- [Exercise inputs]:
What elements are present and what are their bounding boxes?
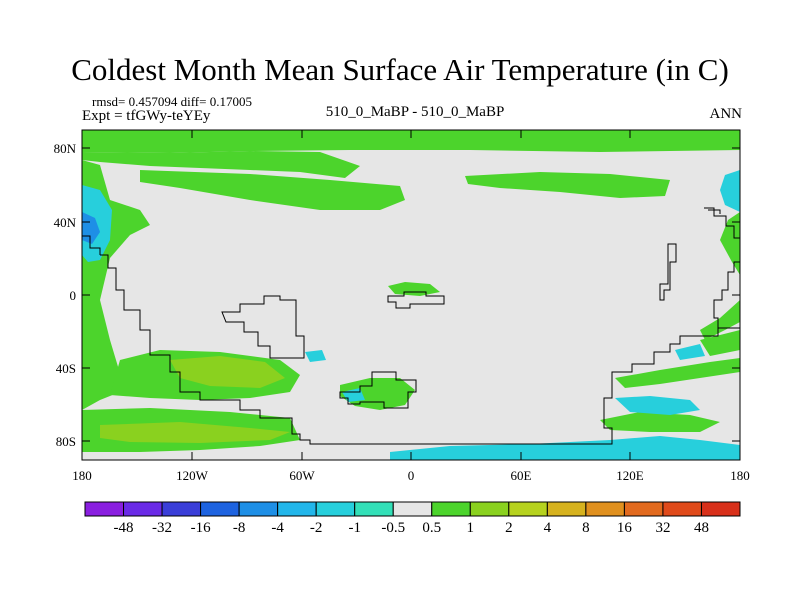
- lon-label-180w: 180: [72, 468, 92, 483]
- east-south-green: [700, 330, 740, 356]
- colorbar-swatch: [161, 501, 202, 517]
- lon-label-60w: 60W: [289, 468, 315, 483]
- colorbar-labels: -48 -32 -16 -8 -4 -2 -1 -0.5 0.5 1 2 4 8 16 32 48: [114, 520, 709, 536]
- colorbar-label: -48: [114, 520, 134, 536]
- lon-label-120e: 120E: [616, 468, 644, 483]
- south-atlantic-continent-outline: [339, 371, 417, 409]
- colorbar-label: -0.5: [381, 520, 405, 536]
- colorbar-label: 8: [582, 520, 590, 536]
- continent-outlines: [82, 207, 740, 445]
- colorbar-swatch: [354, 501, 394, 517]
- lat-ticks: [82, 147, 740, 442]
- colorbar-swatch: [392, 501, 433, 517]
- southwest-continent-outline: [100, 254, 740, 445]
- east-small-outline: [708, 209, 721, 214]
- lat-label-0: 0: [70, 288, 77, 303]
- lat-label-40s: 40S: [56, 361, 76, 376]
- southern-ocean-lightgreen-band: [100, 422, 290, 443]
- colorbar-swatch: [508, 501, 548, 517]
- colorbar-label: -4: [271, 520, 284, 536]
- colorbar-swatch: [431, 501, 471, 517]
- east-pacific-green: [700, 300, 740, 340]
- colorbar-label: -2: [310, 520, 323, 536]
- colorbar-swatch: [123, 501, 163, 517]
- siberia-green: [465, 172, 670, 198]
- south-indian-cyan: [615, 396, 700, 415]
- colorbar: [84, 501, 741, 517]
- north-pacific-green: [140, 170, 405, 210]
- lat-label-80s: 80S: [56, 434, 76, 449]
- stats-text: rmsd= 0.457094 diff= 0.17005: [92, 94, 252, 109]
- lon-label-180e: 180: [730, 468, 750, 483]
- colorbar-swatch: [238, 501, 279, 517]
- period-label: ANN: [709, 106, 743, 122]
- colorbar-label: -1: [348, 520, 361, 536]
- colorbar-swatch: [200, 501, 240, 517]
- colorbar-swatch: [546, 501, 587, 517]
- colorbar-label: 48: [694, 520, 709, 536]
- colorbar-label: -32: [152, 520, 172, 536]
- colorbar-label: -8: [233, 520, 246, 536]
- lon-label-120w: 120W: [176, 468, 209, 483]
- colorbar-label: 0.5: [422, 520, 441, 536]
- colorbar-label: -16: [191, 520, 211, 536]
- east-coast-outline: [704, 207, 740, 328]
- experiment-label: Expt = tfGWy-teYEy: [82, 108, 211, 124]
- colorbar-label: 32: [655, 520, 670, 536]
- colorbar-label: 1: [467, 520, 475, 536]
- east-edge-green: [720, 212, 740, 275]
- lon-label-60e: 60E: [511, 468, 532, 483]
- colorbar-label: 2: [505, 520, 513, 536]
- colorbar-swatch: [700, 501, 741, 517]
- colorbar-swatch: [277, 501, 317, 517]
- anomaly-fields: [82, 130, 740, 460]
- arctic-green-band: [82, 130, 740, 153]
- east-south-cyan: [675, 344, 705, 360]
- southern-green-band-east: [600, 412, 720, 432]
- equatorial-green: [388, 282, 440, 296]
- west-coast-outline: [82, 235, 101, 255]
- south-indian-green: [615, 358, 740, 388]
- colorbar-swatch: [662, 501, 702, 517]
- south-pacific-cyan: [305, 350, 326, 362]
- east-edge-cyan: [720, 170, 740, 212]
- map-title: Coldest Month Mean Surface Air Temperatu…: [71, 52, 729, 87]
- central-continent-outline: [221, 295, 305, 359]
- colorbar-swatch: [469, 501, 510, 517]
- colorbar-swatch: [84, 501, 125, 517]
- colorbar-swatch: [315, 501, 356, 517]
- colorbar-label: 16: [617, 520, 633, 536]
- southern-cyan-band: [390, 436, 740, 460]
- lon-ticks: [191, 130, 631, 460]
- comparison-label: 510_0_MaBP - 510_0_MaBP: [325, 104, 505, 120]
- southern-ocean-lightgreen-west: [170, 356, 285, 388]
- colorbar-label: 4: [544, 520, 552, 536]
- lat-label-40n: 40N: [54, 215, 77, 230]
- east-island-outline: [659, 243, 677, 301]
- arctic-green-band-2: [82, 151, 360, 178]
- equatorial-island-outline: [387, 291, 445, 309]
- south-atlantic-green: [340, 378, 415, 410]
- colorbar-swatch: [585, 501, 625, 517]
- lat-label-80n: 80N: [54, 141, 77, 156]
- colorbar-swatch: [623, 501, 664, 517]
- lon-label-0: 0: [408, 468, 415, 483]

- [Task requirements]:
Convert the data above into a Markdown table with the columns Row and Line, giving each line its row number, skipping blank lines and leaving out the pictures.

- [Result below]:
| Row | Line |
|---|---|
| 1 | What elements are present and what are their bounding boxes? |
| 2 | - lon-label-180w: 180: [72, 468, 92, 483] |
| 3 | - east-south-green: [700, 330, 740, 356] |
| 4 | - colorbar-swatch: [161, 501, 202, 517] |
| 5 | - lon-label-60w: 60W: [289, 468, 315, 483] |
| 6 | - colorbar-labels: -48 -32 -16 -8 -4 -2 -1 -0.5 0.5 1 2 4 8 16 32 48: [114, 520, 709, 536] |
| 7 | - colorbar-label: -48: [114, 520, 134, 536] |
| 8 | - lon-label-120e: 120E: [616, 468, 644, 483] |
| 9 | - south-atlantic-continent-outline: [339, 371, 417, 409] |
| 10 | - colorbar-label: -0.5: [381, 520, 405, 536] |
| 11 | - colorbar-label: 8: [582, 520, 590, 536] |
| 12 | - continent-outlines: [82, 207, 740, 445] |
| 13 | - colorbar-swatch: [354, 501, 394, 517] |
| 14 | - lat-ticks: [82, 147, 740, 442] |
| 15 | - colorbar-swatch: [392, 501, 433, 517] |
| 16 | - southwest-continent-outline: [100, 254, 740, 445] |
| 17 | - east-small-outline: [708, 209, 721, 214] |
| 18 | - lat-label-0: 0: [70, 288, 77, 303] |
| 19 | - lat-label-40s: 40S: [56, 361, 76, 376] |
| 20 | - southern-ocean-lightgreen-band: [100, 422, 290, 443] |
| 21 | - colorbar-swatch: [508, 501, 548, 517] |
| 22 | - colorbar-label: -4: [271, 520, 284, 536] |
| 23 | - colorbar-swatch: [431, 501, 471, 517] |
| 24 | - east-pacific-green: [700, 300, 740, 340] |
| 25 | - colorbar-label: -2: [310, 520, 323, 536] |
| 26 | - colorbar-swatch: [123, 501, 163, 517] |
| 27 | - siberia-green: [465, 172, 670, 198] |
| 28 | - south-indian-cyan: [615, 396, 700, 415] |
| 29 | - colorbar: [84, 501, 741, 517] |
| 30 | - north-pacific-green: [140, 170, 405, 210] |
| 31 | - lat-label-80s: 80S: [56, 434, 76, 449] |
| 32 | - stats-text: rmsd= 0.457094 diff= 0.17005: [92, 94, 252, 109] |
| 33 | - lon-label-180e: 180: [730, 468, 750, 483] |
| 34 | - colorbar-swatch: [238, 501, 279, 517] |
| 35 | - period-label: ANN: [709, 106, 743, 122] |
| 36 | - colorbar-label: -1: [348, 520, 361, 536] |
| 37 | - colorbar-swatch: [200, 501, 240, 517] |
| 38 | - colorbar-swatch: [546, 501, 587, 517] |
| 39 | - colorbar-label: 48: [694, 520, 709, 536] |
| 40 | - colorbar-label: -32: [152, 520, 172, 536] |
| 41 | - colorbar-label: -8: [233, 520, 246, 536] |
| 42 | - lon-label-120w: 120W: [176, 468, 209, 483] |
| 43 | - colorbar-label: 0.5: [422, 520, 441, 536] |
| 44 | - colorbar-label: -16: [191, 520, 211, 536] |
| 45 | - east-coast-outline: [704, 207, 740, 328] |
| 46 | - experiment-label: Expt = tfGWy-teYEy: [82, 108, 211, 124] |
| 47 | - colorbar-label: 32: [655, 520, 670, 536] |
| 48 | - colorbar-label: 1: [467, 520, 475, 536] |
| 49 | - east-edge-green: [720, 212, 740, 275] |
| 50 | - lon-label-60e: 60E: [511, 468, 532, 483] |
| 51 | - colorbar-label: 2: [505, 520, 513, 536] |
| 52 | - colorbar-swatch: [700, 501, 741, 517] |
| 53 | - colorbar-swatch: [277, 501, 317, 517] |
| 54 | - anomaly-fields: [82, 130, 740, 460] |
| 55 | - arctic-green-band: [82, 130, 740, 153] |
| 56 | - east-south-cyan: [675, 344, 705, 360] |
| 57 | - southern-green-band-east: [600, 412, 720, 432] |
| 58 | - equatorial-green: [388, 282, 440, 296] |
| 59 | - west-coast-outline: [82, 235, 101, 255] |
| 60 | - south-indian-green: [615, 358, 740, 388] |
| 61 | - colorbar-swatch: [662, 501, 702, 517] |
| 62 | - south-pacific-cyan: [305, 350, 326, 362] |
| 63 | - east-edge-cyan: [720, 170, 740, 212] |
| 64 | - map-title: Coldest Month Mean Surface Air Temperatu…: [71, 52, 729, 87] |
| 65 | - central-continent-outline: [221, 295, 305, 359] |
| 66 | - colorbar-swatch: [469, 501, 510, 517] |
| 67 | - colorbar-swatch: [84, 501, 125, 517] |
| 68 | - colorbar-swatch: [315, 501, 356, 517] |
| 69 | - colorbar-label: 16: [617, 520, 633, 536] |
| 70 | - southern-cyan-band: [390, 436, 740, 460] |
| 71 | - lon-ticks: [191, 130, 631, 460] |
| 72 | - comparison-label: 510_0_MaBP - 510_0_MaBP: [325, 104, 505, 120] |
| 73 | - southern-ocean-lightgreen-west: [170, 356, 285, 388] |
| 74 | - colorbar-label: 4: [544, 520, 552, 536] |
| 75 | - lat-label-40n: 40N: [54, 215, 77, 230] |
| 76 | - east-island-outline: [659, 243, 677, 301] |
| 77 | - arctic-green-band-2: [82, 151, 360, 178] |
| 78 | - equatorial-island-outline: [387, 291, 445, 309] |
| 79 | - south-atlantic-green: [340, 378, 415, 410] |
| 80 | - colorbar-swatch: [585, 501, 625, 517] |
| 81 | - lat-label-80n: 80N: [54, 141, 77, 156] |
| 82 | - colorbar-swatch: [623, 501, 664, 517] |
| 83 | - lon-label-0: 0: [408, 468, 415, 483] |